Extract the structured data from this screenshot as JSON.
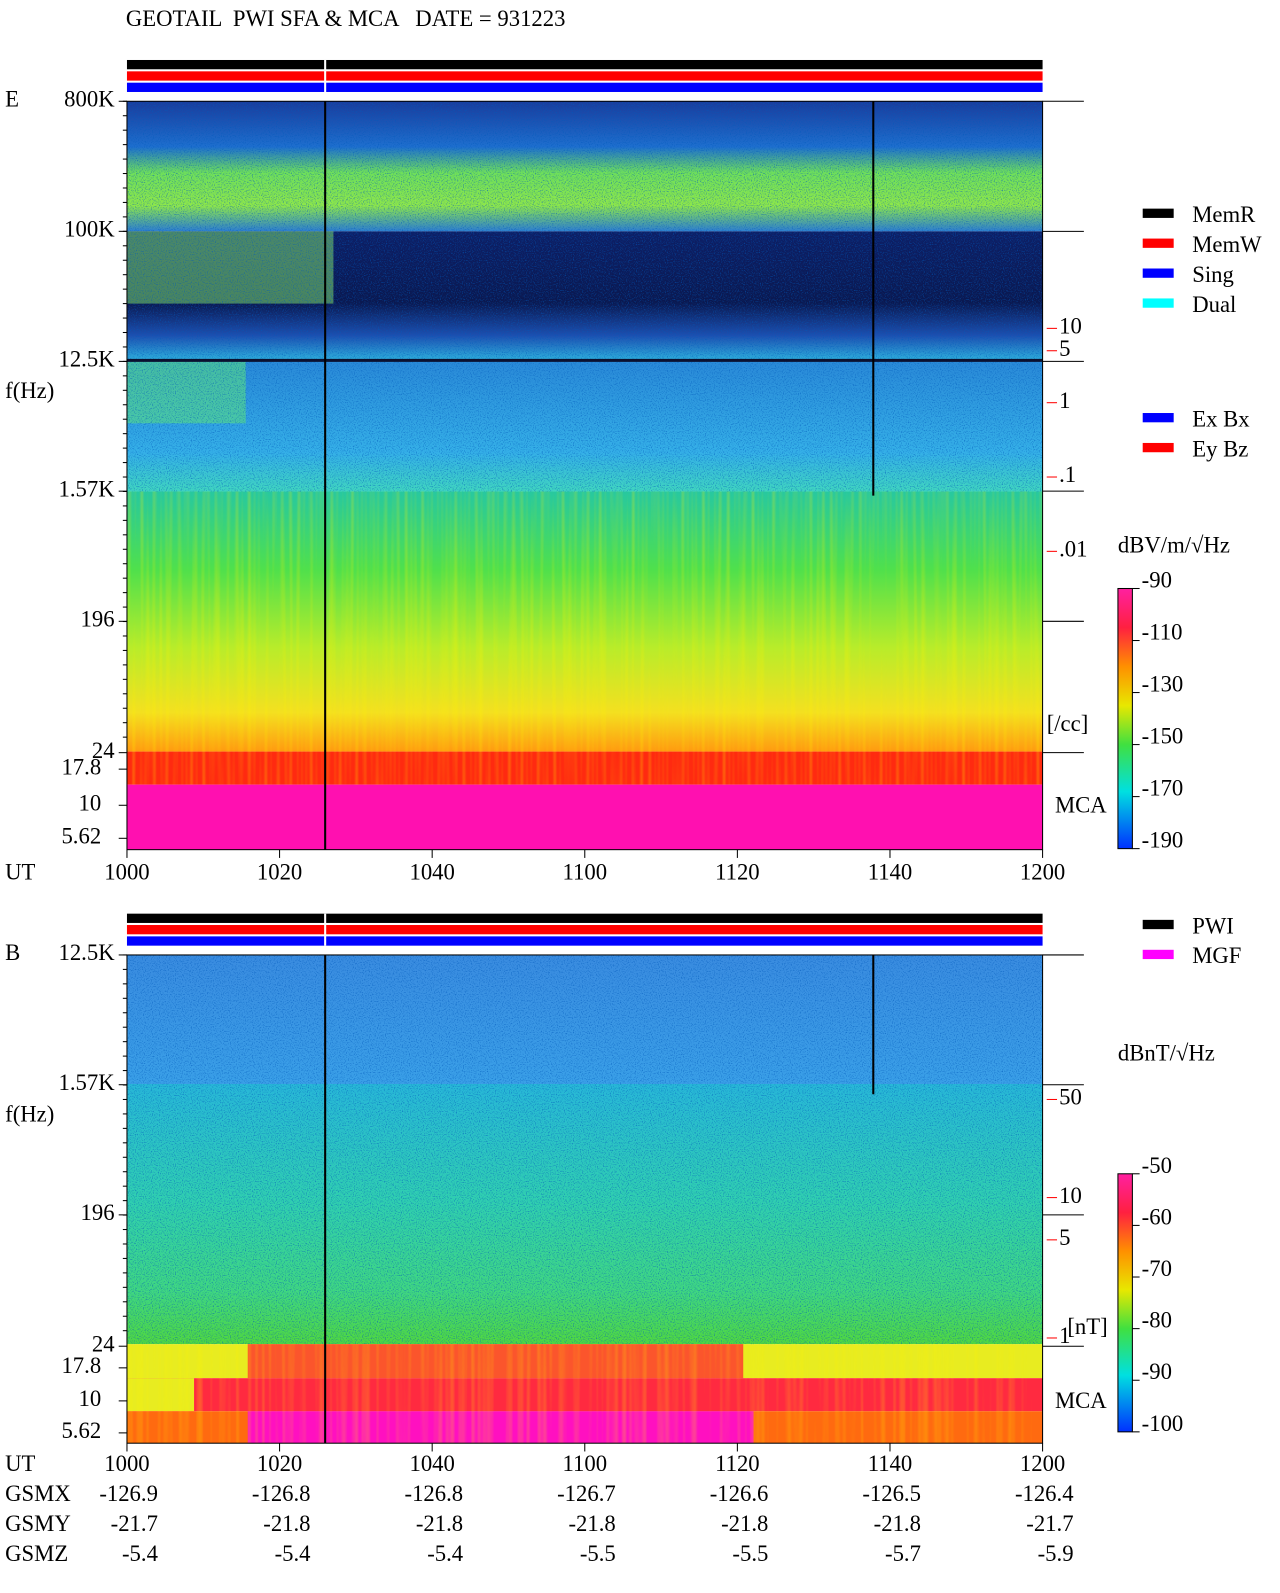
{
  "title": "GEOTAIL  PWI SFA & MCA   DATE = 931223",
  "panels": [
    {
      "label": "E",
      "ylabel": "f(Hz)",
      "freq_ticks": [
        {
          "value": 800000,
          "label": "800K"
        },
        {
          "value": 100000,
          "label": "100K"
        },
        {
          "value": 12500,
          "label": "12.5K"
        },
        {
          "value": 1570,
          "label": "1.57K"
        },
        196,
        24
      ],
      "mca_label": "MCA",
      "mca_ticks": [
        17.8,
        10,
        5.62
      ],
      "x_label": "UT",
      "x_ticks": [
        1000,
        1020,
        1040,
        1100,
        1120,
        1140,
        1200
      ],
      "right_scale": {
        "ticks": [
          10,
          5,
          1,
          {
            "value": 0.1,
            "label": ".1"
          },
          {
            "value": 0.01,
            "label": ".01"
          }
        ],
        "unit": "[/cc]",
        "color": "#ff0000"
      },
      "colorbar": {
        "unit": "dBV/m/√Hz",
        "ticks": [
          -90,
          -110,
          -130,
          -150,
          -170,
          -190
        ]
      },
      "legend": [
        {
          "name": "MemR",
          "color": "#000000"
        },
        {
          "name": "MemW",
          "color": "#ff0000"
        },
        {
          "name": "Sing",
          "color": "#0000ff"
        },
        {
          "name": "Dual",
          "color": "#00ffff"
        }
      ],
      "legend2": [
        {
          "name": "Ex Bx",
          "color": "#0000ff"
        },
        {
          "name": "Ey Bz",
          "color": "#ff0000"
        }
      ]
    },
    {
      "label": "B",
      "ylabel": "f(Hz)",
      "freq_ticks": [
        {
          "value": 12500,
          "label": "12.5K"
        },
        {
          "value": 1570,
          "label": "1.57K"
        },
        196,
        24
      ],
      "mca_label": "MCA",
      "mca_ticks": [
        17.8,
        10,
        5.62
      ],
      "x_label": "UT",
      "x_ticks": [
        1000,
        1020,
        1040,
        1100,
        1120,
        1140,
        1200
      ],
      "right_scale": {
        "ticks": [
          50,
          10,
          5,
          1
        ],
        "unit": "[nT]",
        "color": "#ff0000"
      },
      "colorbar": {
        "unit": "dBnT/√Hz",
        "ticks": [
          -50,
          -60,
          -70,
          -80,
          -90,
          -100
        ]
      },
      "legend": [
        {
          "name": "PWI",
          "color": "#000000"
        },
        {
          "name": "MGF",
          "color": "#ff00ff"
        }
      ]
    }
  ],
  "orbit": [
    {
      "label": "GSMX",
      "values": [
        -126.9,
        -126.8,
        -126.8,
        -126.7,
        -126.6,
        -126.5,
        -126.4
      ]
    },
    {
      "label": "GSMY",
      "values": [
        -21.7,
        -21.8,
        -21.8,
        -21.8,
        -21.8,
        -21.8,
        -21.7
      ]
    },
    {
      "label": "GSMZ",
      "values": [
        -5.4,
        -5.4,
        -5.4,
        -5.5,
        -5.5,
        -5.7,
        -5.9
      ]
    }
  ]
}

::::::::::

- CHALLENGE
Your task is to return the entries above exactly, with no pictures.

- COMPLETED EXERCISE
Extract the structured data from this screenshot as JSON.
{
  "title": "GEOTAIL  PWI SFA & MCA   DATE = 931223",
  "panels": [
    {
      "label": "E",
      "ylabel": "f(Hz)",
      "freq_ticks": [
        {
          "value": 800000,
          "label": "800K"
        },
        {
          "value": 100000,
          "label": "100K"
        },
        {
          "value": 12500,
          "label": "12.5K"
        },
        {
          "value": 1570,
          "label": "1.57K"
        },
        196,
        24
      ],
      "mca_label": "MCA",
      "mca_ticks": [
        17.8,
        10,
        5.62
      ],
      "x_label": "UT",
      "x_ticks": [
        1000,
        1020,
        1040,
        1100,
        1120,
        1140,
        1200
      ],
      "right_scale": {
        "ticks": [
          10,
          5,
          1,
          {
            "value": 0.1,
            "label": ".1"
          },
          {
            "value": 0.01,
            "label": ".01"
          }
        ],
        "unit": "[/cc]",
        "color": "#ff0000"
      },
      "colorbar": {
        "unit": "dBV/m/√Hz",
        "ticks": [
          -90,
          -110,
          -130,
          -150,
          -170,
          -190
        ]
      },
      "legend": [
        {
          "name": "MemR",
          "color": "#000000"
        },
        {
          "name": "MemW",
          "color": "#ff0000"
        },
        {
          "name": "Sing",
          "color": "#0000ff"
        },
        {
          "name": "Dual",
          "color": "#00ffff"
        }
      ],
      "legend2": [
        {
          "name": "Ex Bx",
          "color": "#0000ff"
        },
        {
          "name": "Ey Bz",
          "color": "#ff0000"
        }
      ]
    },
    {
      "label": "B",
      "ylabel": "f(Hz)",
      "freq_ticks": [
        {
          "value": 12500,
          "label": "12.5K"
        },
        {
          "value": 1570,
          "label": "1.57K"
        },
        196,
        24
      ],
      "mca_label": "MCA",
      "mca_ticks": [
        17.8,
        10,
        5.62
      ],
      "x_label": "UT",
      "x_ticks": [
        1000,
        1020,
        1040,
        1100,
        1120,
        1140,
        1200
      ],
      "right_scale": {
        "ticks": [
          50,
          10,
          5,
          1
        ],
        "unit": "[nT]",
        "color": "#ff0000"
      },
      "colorbar": {
        "unit": "dBnT/√Hz",
        "ticks": [
          -50,
          -60,
          -70,
          -80,
          -90,
          -100
        ]
      },
      "legend": [
        {
          "name": "PWI",
          "color": "#000000"
        },
        {
          "name": "MGF",
          "color": "#ff00ff"
        }
      ]
    }
  ],
  "orbit": [
    {
      "label": "GSMX",
      "values": [
        -126.9,
        -126.8,
        -126.8,
        -126.7,
        -126.6,
        -126.5,
        -126.4
      ]
    },
    {
      "label": "GSMY",
      "values": [
        -21.7,
        -21.8,
        -21.8,
        -21.8,
        -21.8,
        -21.8,
        -21.7
      ]
    },
    {
      "label": "GSMZ",
      "values": [
        -5.4,
        -5.4,
        -5.4,
        -5.5,
        -5.5,
        -5.7,
        -5.9
      ]
    }
  ]
}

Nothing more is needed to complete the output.